DIRECTIVE - Copy the data below verbatim, from its first line through the line that contains "inmate-name-link[interactable]: STEVEN DONALD", including both of those lines.

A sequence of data
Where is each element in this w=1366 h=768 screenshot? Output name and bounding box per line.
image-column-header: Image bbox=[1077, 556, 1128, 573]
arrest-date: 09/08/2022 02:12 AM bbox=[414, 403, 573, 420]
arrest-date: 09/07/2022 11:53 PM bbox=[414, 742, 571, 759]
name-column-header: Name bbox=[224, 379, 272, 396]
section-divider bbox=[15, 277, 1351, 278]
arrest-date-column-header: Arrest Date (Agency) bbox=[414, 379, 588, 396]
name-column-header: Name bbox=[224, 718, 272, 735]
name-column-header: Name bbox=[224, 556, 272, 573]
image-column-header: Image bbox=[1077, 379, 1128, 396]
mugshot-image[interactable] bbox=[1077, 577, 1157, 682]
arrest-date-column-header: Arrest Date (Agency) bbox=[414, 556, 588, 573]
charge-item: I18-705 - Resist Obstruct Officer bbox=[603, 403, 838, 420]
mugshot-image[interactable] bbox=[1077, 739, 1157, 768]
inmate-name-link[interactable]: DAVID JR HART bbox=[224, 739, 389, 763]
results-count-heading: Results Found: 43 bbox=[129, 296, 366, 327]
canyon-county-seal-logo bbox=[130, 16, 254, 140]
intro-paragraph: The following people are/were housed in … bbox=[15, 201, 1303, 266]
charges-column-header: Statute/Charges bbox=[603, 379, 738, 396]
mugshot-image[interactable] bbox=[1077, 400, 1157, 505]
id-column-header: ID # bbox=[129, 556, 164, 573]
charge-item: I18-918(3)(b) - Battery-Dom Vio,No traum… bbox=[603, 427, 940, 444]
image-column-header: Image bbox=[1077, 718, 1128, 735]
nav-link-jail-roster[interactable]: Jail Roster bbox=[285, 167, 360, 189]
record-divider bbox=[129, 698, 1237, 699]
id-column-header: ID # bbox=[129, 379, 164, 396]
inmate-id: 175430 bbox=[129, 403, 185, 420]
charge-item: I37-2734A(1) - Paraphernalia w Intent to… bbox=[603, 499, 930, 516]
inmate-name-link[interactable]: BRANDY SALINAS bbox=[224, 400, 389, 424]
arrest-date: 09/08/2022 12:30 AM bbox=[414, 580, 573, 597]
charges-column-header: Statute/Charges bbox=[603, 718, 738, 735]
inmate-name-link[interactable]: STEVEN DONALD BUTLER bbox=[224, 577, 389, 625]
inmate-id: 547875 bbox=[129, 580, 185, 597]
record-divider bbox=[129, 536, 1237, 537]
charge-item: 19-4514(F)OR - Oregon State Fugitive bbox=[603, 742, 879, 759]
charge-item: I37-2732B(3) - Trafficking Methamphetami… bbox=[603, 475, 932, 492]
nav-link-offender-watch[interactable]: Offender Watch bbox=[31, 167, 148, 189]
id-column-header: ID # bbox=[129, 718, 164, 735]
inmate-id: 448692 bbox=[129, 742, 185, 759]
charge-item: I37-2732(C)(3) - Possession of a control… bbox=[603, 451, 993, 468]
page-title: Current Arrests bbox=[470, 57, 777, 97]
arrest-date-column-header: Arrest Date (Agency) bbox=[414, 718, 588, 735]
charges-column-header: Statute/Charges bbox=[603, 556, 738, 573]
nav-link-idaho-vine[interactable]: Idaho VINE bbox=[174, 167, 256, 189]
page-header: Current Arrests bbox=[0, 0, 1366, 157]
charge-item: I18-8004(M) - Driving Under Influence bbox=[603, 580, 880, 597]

EXPECTED OUTPUT -
Where is each element in this w=1366 h=768 screenshot? Output name and bounding box per line.
image-column-header: Image bbox=[1077, 556, 1128, 573]
arrest-date: 09/08/2022 02:12 AM bbox=[414, 403, 573, 420]
arrest-date: 09/07/2022 11:53 PM bbox=[414, 742, 571, 759]
name-column-header: Name bbox=[224, 379, 272, 396]
section-divider bbox=[15, 277, 1351, 278]
arrest-date-column-header: Arrest Date (Agency) bbox=[414, 379, 588, 396]
name-column-header: Name bbox=[224, 718, 272, 735]
name-column-header: Name bbox=[224, 556, 272, 573]
image-column-header: Image bbox=[1077, 379, 1128, 396]
mugshot-image[interactable] bbox=[1077, 577, 1157, 682]
arrest-date-column-header: Arrest Date (Agency) bbox=[414, 556, 588, 573]
charge-item: I18-705 - Resist Obstruct Officer bbox=[603, 403, 838, 420]
mugshot-image[interactable] bbox=[1077, 739, 1157, 768]
inmate-name-link[interactable]: DAVID JR HART bbox=[224, 739, 389, 763]
results-count-heading: Results Found: 43 bbox=[129, 296, 366, 327]
canyon-county-seal-logo bbox=[130, 16, 254, 140]
intro-paragraph: The following people are/were housed in … bbox=[15, 201, 1303, 266]
charges-column-header: Statute/Charges bbox=[603, 379, 738, 396]
mugshot-image[interactable] bbox=[1077, 400, 1157, 505]
id-column-header: ID # bbox=[129, 556, 164, 573]
charge-item: I18-918(3)(b) - Battery-Dom Vio,No traum… bbox=[603, 427, 940, 444]
image-column-header: Image bbox=[1077, 718, 1128, 735]
nav-link-jail-roster[interactable]: Jail Roster bbox=[285, 167, 360, 189]
record-divider bbox=[129, 698, 1237, 699]
id-column-header: ID # bbox=[129, 379, 164, 396]
inmate-id: 175430 bbox=[129, 403, 185, 420]
charge-item: I37-2734A(1) - Paraphernalia w Intent to… bbox=[603, 499, 930, 516]
inmate-name-link[interactable]: BRANDY SALINAS bbox=[224, 400, 389, 424]
arrest-date: 09/08/2022 12:30 AM bbox=[414, 580, 573, 597]
charges-column-header: Statute/Charges bbox=[603, 718, 738, 735]
inmate-name-link[interactable]: STEVEN DONALD BUTLER bbox=[224, 577, 389, 625]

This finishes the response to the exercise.